The problem
Reproduce the records below in full and word for word, excluding pictures.

┏━━

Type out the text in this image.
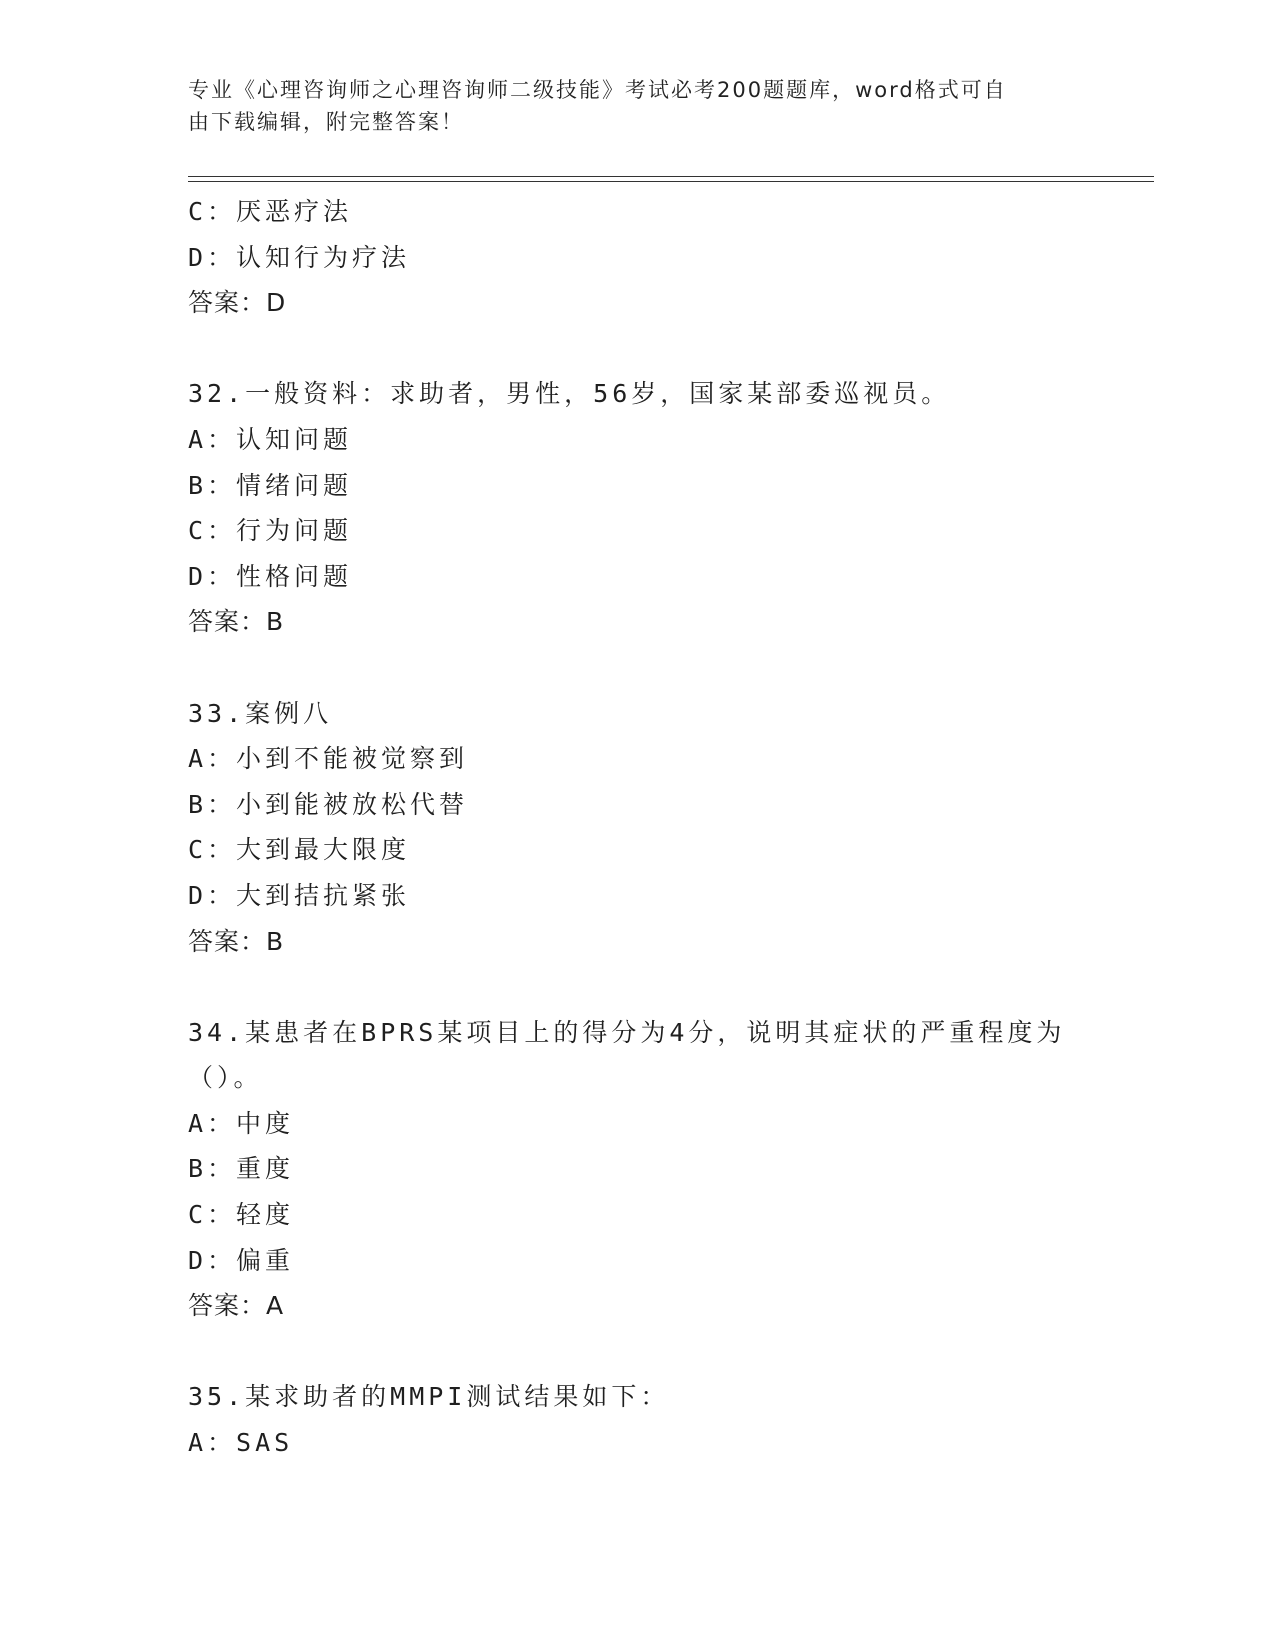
专业《心理咨询师之心理咨询师二级技能》考试必考200题题库，word格式可自
由下载编辑，附完整答案！
C：厌恶疗法
D：认知行为疗法
答案：D
32.一般资料：求助者，男性，56岁，国家某部委巡视员。
A：认知问题
B：情绪问题
C：行为问题
D：性格问题
答案：B
33.案例八
A：小到不能被觉察到
B：小到能被放松代替
C：大到最大限度
D：大到拮抗紧张
答案：B
34.某患者在BPRS某项目上的得分为4分，说明其症状的严重程度为
（）。
A：中度
B：重度
C：轻度
D：偏重
答案：A
35.某求助者的MMPI测试结果如下：
A：SAS
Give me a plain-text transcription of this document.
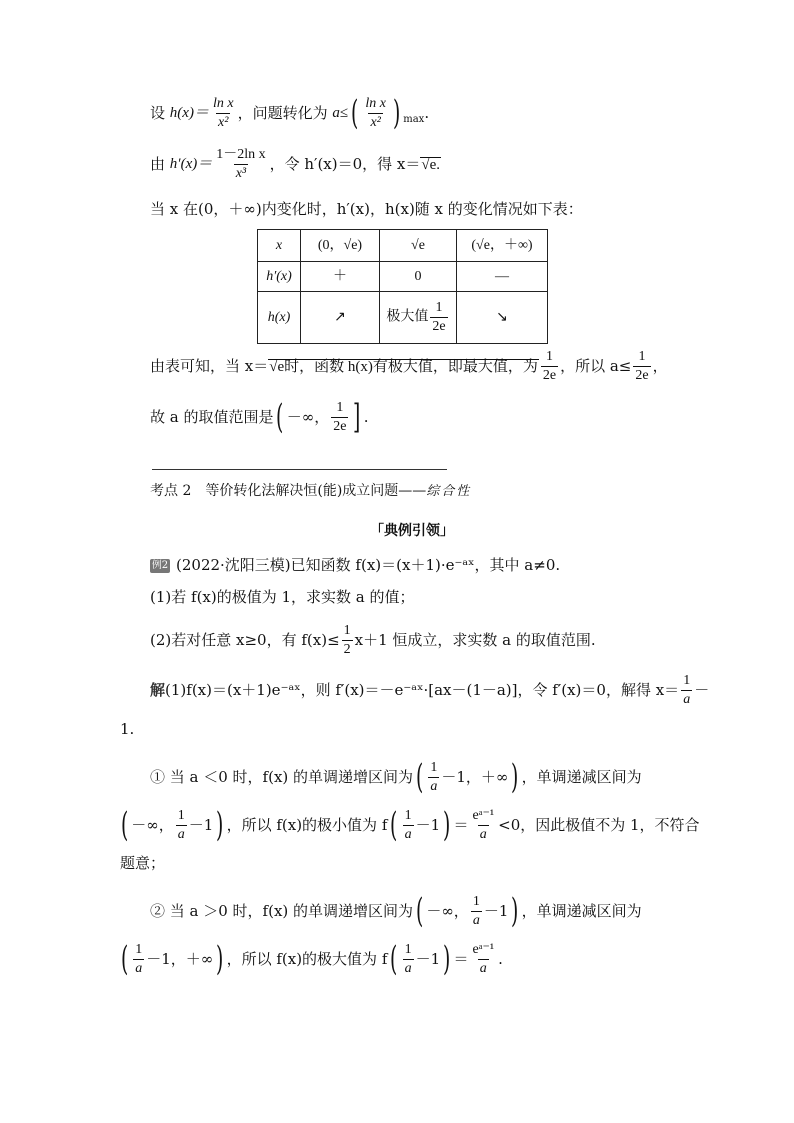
设
$h(x)= \frac{\text{ln x}}{\text{x²}}$ ，问题转化为
a≤ ( $\frac{\text{ln x}}{\text{x²}}$ ) max .
由
$h'(x)= \frac{\text{1－2ln x}}{\text{x³}}$ ，令 h′(x)＝0，得 x＝ √ e.
当 x 在(0，＋∞)内变化时，h′(x)，h(x)随 x 的变化情况如下表：
x	(0，√e)	√e	(√e，＋∞)
h′(x)	＋	0	—
h(x)	↗	极大值 $\frac{1}{2e}$	↘
由表可知，当 x＝ √ e时，函数 h(x)有极大值，即最大值，为 $\frac{1}{2e}$ ，所以 $a\le \frac{1}{2e}$ ，
故 a 的取值范围是 ( －∞， $\frac{1}{2e}$ ] .
考点 2　等价转化法解决恒(能)成立问题—— 综合性
「典例引领」
例2 (2022·沈阳三模)已知函数 f(x)＝(x＋1)·e⁻ᵃˣ，其中 a≠0.
(1)若 f(x)的极值为 1，求实数 a 的值；
(2)若对任意 x≥0，有 $f(x)\le \frac{1}{2} x+1$ 恒成立，求实数 a 的取值范围.
解 (1)f(x)＝(x＋1)e⁻ᵃˣ，则 f′(x)＝－e⁻ᵃˣ·[ax－(1－a)]，令 f′(x)＝0，解得 $x= \frac{1}{a}$ －
1.
① 当 a ＜0 时，f(x) 的单调递增区间为 ( $\frac{1}{a} -1$，＋∞ ) ，单调递减区间为
( －∞， $\frac{1}{a} -1$ ) ，所以 f(x)的极小值为 f ( $\frac{1}{a} -1$ ) ＝ $\frac{\text{eᵃ⁻¹}}{a} <0$，因此极值不为 1，不符合
题意；
② 当 a ＞0 时，f(x) 的单调递增区间为 ( －∞， $\frac{1}{a} -1$ ) ，单调递减区间为
( $\frac{1}{a} -1$，＋∞ ) ，所以 f(x)的极大值为 f ( $\frac{1}{a} -1$ ) ＝ $\frac{\text{eᵃ⁻¹}}{a}$ .
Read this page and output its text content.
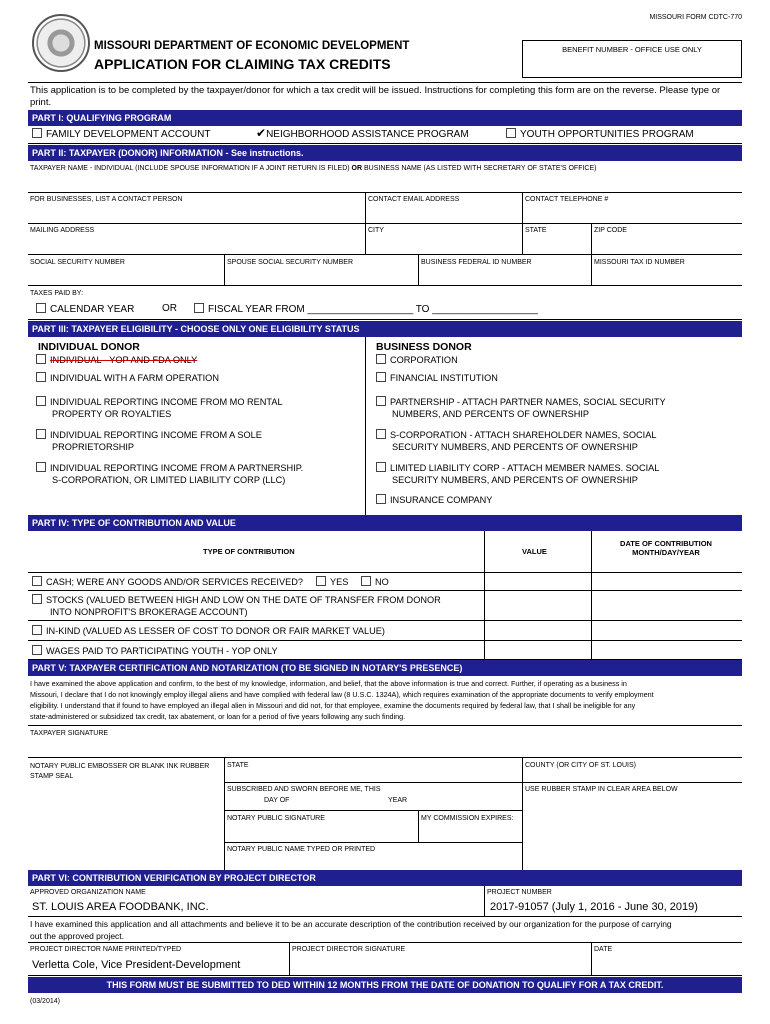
MISSOURI FORM CDTC-770
MISSOURI DEPARTMENT OF ECONOMIC DEVELOPMENT
APPLICATION FOR CLAIMING TAX CREDITS
BENEFIT NUMBER - OFFICE USE ONLY
This application is to be completed by the taxpayer/donor for which a tax credit will be issued. Instructions for completing this form are on the reverse. Please type or print.
PART I: QUALIFYING PROGRAM
FAMILY DEVELOPMENT ACCOUNT	✔NEIGHBORHOOD ASSISTANCE PROGRAM	YOUTH OPPORTUNITIES PROGRAM
PART II: TAXPAYER (DONOR) INFORMATION - See instructions.
TAXPAYER NAME - INDIVIDUAL (INCLUDE SPOUSE INFORMATION IF A JOINT RETURN IS FILED) OR BUSINESS NAME (AS LISTED WITH SECRETARY OF STATE'S OFFICE)
FOR BUSINESSES, LIST A CONTACT PERSON	CONTACT EMAIL ADDRESS	CONTACT TELEPHONE #
MAILING ADDRESS	CITY	STATE	ZIP CODE
SOCIAL SECURITY NUMBER	SPOUSE SOCIAL SECURITY NUMBER	BUSINESS FEDERAL ID NUMBER	MISSOURI TAX ID NUMBER
TAXES PAID BY:
CALENDAR YEAR	OR	FISCAL YEAR FROM ___________________ TO ___________________
PART III: TAXPAYER ELIGIBILITY - CHOOSE ONLY ONE ELIGIBILITY STATUS
INDIVIDUAL DONOR	BUSINESS DONOR
INDIVIDUAL - YOP AND FDA ONLY
INDIVIDUAL WITH A FARM OPERATION
INDIVIDUAL REPORTING INCOME FROM MO RENTAL
PROPERTY OR ROYALTIES
INDIVIDUAL REPORTING INCOME FROM A SOLE
PROPRIETORSHIP
INDIVIDUAL REPORTING INCOME FROM A PARTNERSHIP.
S-CORPORATION, OR LIMITED LIABILITY CORP (LLC)
CORPORATION
FINANCIAL INSTITUTION
PARTNERSHIP - ATTACH PARTNER NAMES, SOCIAL SECURITY
NUMBERS, AND PERCENTS OF OWNERSHIP
S-CORPORATION - ATTACH SHAREHOLDER NAMES, SOCIAL
SECURITY NUMBERS, AND PERCENTS OF OWNERSHIP
LIMITED LIABILITY CORP - ATTACH MEMBER NAMES. SOCIAL
SECURITY NUMBERS, AND PERCENTS OF OWNERSHIP
INSURANCE COMPANY
PART IV: TYPE OF CONTRIBUTION AND VALUE
TYPE OF CONTRIBUTION	VALUE
DATE OF CONTRIBUTION
MONTH/DAY/YEAR
CASH; WERE ANY GOODS AND/OR SERVICES RECEIVED?	YES	NO
STOCKS (VALUED BETWEEN HIGH AND LOW ON THE DATE OF TRANSFER FROM DONOR
INTO NONPROFIT'S BROKERAGE ACCOUNT)
IN-KIND (VALUED AS LESSER OF COST TO DONOR OR FAIR MARKET VALUE)
WAGES PAID TO PARTICIPATING YOUTH - YOP ONLY
PART V: TAXPAYER CERTIFICATION AND NOTARIZATION (TO BE SIGNED IN NOTARY'S PRESENCE)
I have examined the above application and confirm, to the best of my knowledge, information, and belief, that the above information is true and correct. Further, if operating as a business in
Missouri, I declare that I do not knowingly employ illegal aliens and have complied with federal law (8 U.S.C. 1324A), which requires examination of the appropriate documents to verify employment
eligibility. I understand that if found to have employed an illegal alien in Missouri and did not, for that employee, examine the documents required by federal law, that I shall be ineligible for any
state-administered or subsidized tax credit, tax abatement, or loan for a period of five years following any such finding.
TAXPAYER SIGNATURE
NOTARY PUBLIC EMBOSSER OR BLANK INK RUBBER
STAMP SEAL
STATE	COUNTY (OR CITY OF ST. LOUIS)
SUBSCRIBED AND SWORN BEFORE ME, THIS
DAY OF	YEAR
USE RUBBER STAMP IN CLEAR AREA BELOW
NOTARY PUBLIC SIGNATURE	MY COMMISSION EXPIRES:
NOTARY PUBLIC NAME TYPED OR PRINTED
PART VI: CONTRIBUTION VERIFICATION BY PROJECT DIRECTOR
APPROVED ORGANIZATION NAME
ST. LOUIS AREA FOODBANK, INC.
PROJECT NUMBER
2017-91057 (July 1, 2016 - June 30, 2019)
I have examined this application and all attachments and believe it to be an accurate description of the contribution received by our organization for the purpose of carrying
out the approved project.
PROJECT DIRECTOR NAME PRINTED/TYPED
Verletta Cole, Vice President-Development
PROJECT DIRECTOR SIGNATURE	DATE
THIS FORM MUST BE SUBMITTED TO DED WITHIN 12 MONTHS FROM THE DATE OF DONATION TO QUALIFY FOR A TAX CREDIT.
(03/2014)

┗━━

Task answer
Type out the text in this image.
专业《心理咨询师之心理咨询师二级技能》考试必考200题题库，word格式可自
由下载编辑，附完整答案！
C：厌恶疗法
D：认知行为疗法
答案：D
32.一般资料：求助者，男性，56岁，国家某部委巡视员。
A：认知问题
B：情绪问题
C：行为问题
D：性格问题
答案：B
33.案例八
A：小到不能被觉察到
B：小到能被放松代替
C：大到最大限度
D：大到拮抗紧张
答案：B
34.某患者在BPRS某项目上的得分为4分，说明其症状的严重程度为
（）。
A：中度
B：重度
C：轻度
D：偏重
答案：A
35.某求助者的MMPI测试结果如下：
A：SAS
Give me a plain-text transcription of this document.
设
$h(x)= \frac{\text{ln x}}{\text{x²}}$ ，问题转化为
a≤ ( $\frac{\text{ln x}}{\text{x²}}$ ) max .
由
$h'(x)= \frac{\text{1－2ln x}}{\text{x³}}$ ，令 h′(x)＝0，得 x＝ √ e.
当 x 在(0，＋∞)内变化时，h′(x)，h(x)随 x 的变化情况如下表：
x	(0，√e)	√e	(√e，＋∞)
h′(x)	＋	0	—
h(x)	↗	极大值 $\frac{1}{2e}$	↘
由表可知，当 x＝ √ e时，函数 h(x)有极大值，即最大值，为 $\frac{1}{2e}$ ，所以 $a\le \frac{1}{2e}$ ，
故 a 的取值范围是 ( －∞， $\frac{1}{2e}$ ] .
考点 2　等价转化法解决恒(能)成立问题—— 综合性
「典例引领」
例2 (2022·沈阳三模)已知函数 f(x)＝(x＋1)·e⁻ᵃˣ，其中 a≠0.
(1)若 f(x)的极值为 1，求实数 a 的值；
(2)若对任意 x≥0，有 $f(x)\le \frac{1}{2} x+1$ 恒成立，求实数 a 的取值范围.
解 (1)f(x)＝(x＋1)e⁻ᵃˣ，则 f′(x)＝－e⁻ᵃˣ·[ax－(1－a)]，令 f′(x)＝0，解得 $x= \frac{1}{a}$ －
1.
① 当 a ＜0 时，f(x) 的单调递增区间为 ( $\frac{1}{a} -1$，＋∞ ) ，单调递减区间为
( －∞， $\frac{1}{a} -1$ ) ，所以 f(x)的极小值为 f ( $\frac{1}{a} -1$ ) ＝ $\frac{\text{eᵃ⁻¹}}{a} <0$，因此极值不为 1，不符合
题意；
② 当 a ＞0 时，f(x) 的单调递增区间为 ( －∞， $\frac{1}{a} -1$ ) ，单调递减区间为
( $\frac{1}{a} -1$，＋∞ ) ，所以 f(x)的极大值为 f ( $\frac{1}{a} -1$ ) ＝ $\frac{\text{eᵃ⁻¹}}{a}$ .
Read this page and output its text content.
MISSOURI FORM CDTC-770
MISSOURI DEPARTMENT OF ECONOMIC DEVELOPMENT
APPLICATION FOR CLAIMING TAX CREDITS
BENEFIT NUMBER - OFFICE USE ONLY
This application is to be completed by the taxpayer/donor for which a tax credit will be issued. Instructions for completing this form are on the reverse. Please type or print.
PART I: QUALIFYING PROGRAM
FAMILY DEVELOPMENT ACCOUNT	✔NEIGHBORHOOD ASSISTANCE PROGRAM	YOUTH OPPORTUNITIES PROGRAM
PART II: TAXPAYER (DONOR) INFORMATION - See instructions.
TAXPAYER NAME - INDIVIDUAL (INCLUDE SPOUSE INFORMATION IF A JOINT RETURN IS FILED) OR BUSINESS NAME (AS LISTED WITH SECRETARY OF STATE'S OFFICE)
FOR BUSINESSES, LIST A CONTACT PERSON	CONTACT EMAIL ADDRESS	CONTACT TELEPHONE #
MAILING ADDRESS	CITY	STATE	ZIP CODE
SOCIAL SECURITY NUMBER	SPOUSE SOCIAL SECURITY NUMBER	BUSINESS FEDERAL ID NUMBER	MISSOURI TAX ID NUMBER
TAXES PAID BY:
CALENDAR YEAR	OR	FISCAL YEAR FROM ___________________ TO ___________________
PART III: TAXPAYER ELIGIBILITY - CHOOSE ONLY ONE ELIGIBILITY STATUS
INDIVIDUAL DONOR	BUSINESS DONOR
INDIVIDUAL - YOP AND FDA ONLY
INDIVIDUAL WITH A FARM OPERATION
INDIVIDUAL REPORTING INCOME FROM MO RENTAL
PROPERTY OR ROYALTIES
INDIVIDUAL REPORTING INCOME FROM A SOLE
PROPRIETORSHIP
INDIVIDUAL REPORTING INCOME FROM A PARTNERSHIP.
S-CORPORATION, OR LIMITED LIABILITY CORP (LLC)
CORPORATION
FINANCIAL INSTITUTION
PARTNERSHIP - ATTACH PARTNER NAMES, SOCIAL SECURITY
NUMBERS, AND PERCENTS OF OWNERSHIP
S-CORPORATION - ATTACH SHAREHOLDER NAMES, SOCIAL
SECURITY NUMBERS, AND PERCENTS OF OWNERSHIP
LIMITED LIABILITY CORP - ATTACH MEMBER NAMES. SOCIAL
SECURITY NUMBERS, AND PERCENTS OF OWNERSHIP
INSURANCE COMPANY
PART IV: TYPE OF CONTRIBUTION AND VALUE
TYPE OF CONTRIBUTION	VALUE
DATE OF CONTRIBUTION
MONTH/DAY/YEAR
CASH; WERE ANY GOODS AND/OR SERVICES RECEIVED?	YES	NO
STOCKS (VALUED BETWEEN HIGH AND LOW ON THE DATE OF TRANSFER FROM DONOR
INTO NONPROFIT'S BROKERAGE ACCOUNT)
IN-KIND (VALUED AS LESSER OF COST TO DONOR OR FAIR MARKET VALUE)
WAGES PAID TO PARTICIPATING YOUTH - YOP ONLY
PART V: TAXPAYER CERTIFICATION AND NOTARIZATION (TO BE SIGNED IN NOTARY'S PRESENCE)
I have examined the above application and confirm, to the best of my knowledge, information, and belief, that the above information is true and correct. Further, if operating as a business in
Missouri, I declare that I do not knowingly employ illegal aliens and have complied with federal law (8 U.S.C. 1324A), which requires examination of the appropriate documents to verify employment
eligibility. I understand that if found to have employed an illegal alien in Missouri and did not, for that employee, examine the documents required by federal law, that I shall be ineligible for any
state-administered or subsidized tax credit, tax abatement, or loan for a period of five years following any such finding.
TAXPAYER SIGNATURE
NOTARY PUBLIC EMBOSSER OR BLANK INK RUBBER
STAMP SEAL
STATE	COUNTY (OR CITY OF ST. LOUIS)
SUBSCRIBED AND SWORN BEFORE ME, THIS
DAY OF	YEAR
USE RUBBER STAMP IN CLEAR AREA BELOW
NOTARY PUBLIC SIGNATURE	MY COMMISSION EXPIRES:
NOTARY PUBLIC NAME TYPED OR PRINTED
PART VI: CONTRIBUTION VERIFICATION BY PROJECT DIRECTOR
APPROVED ORGANIZATION NAME
ST. LOUIS AREA FOODBANK, INC.
PROJECT NUMBER
2017-91057 (July 1, 2016 - June 30, 2019)
I have examined this application and all attachments and believe it to be an accurate description of the contribution received by our organization for the purpose of carrying
out the approved project.
PROJECT DIRECTOR NAME PRINTED/TYPED
Verletta Cole, Vice President-Development
PROJECT DIRECTOR SIGNATURE	DATE
THIS FORM MUST BE SUBMITTED TO DED WITHIN 12 MONTHS FROM THE DATE OF DONATION TO QUALIFY FOR A TAX CREDIT.
(03/2014)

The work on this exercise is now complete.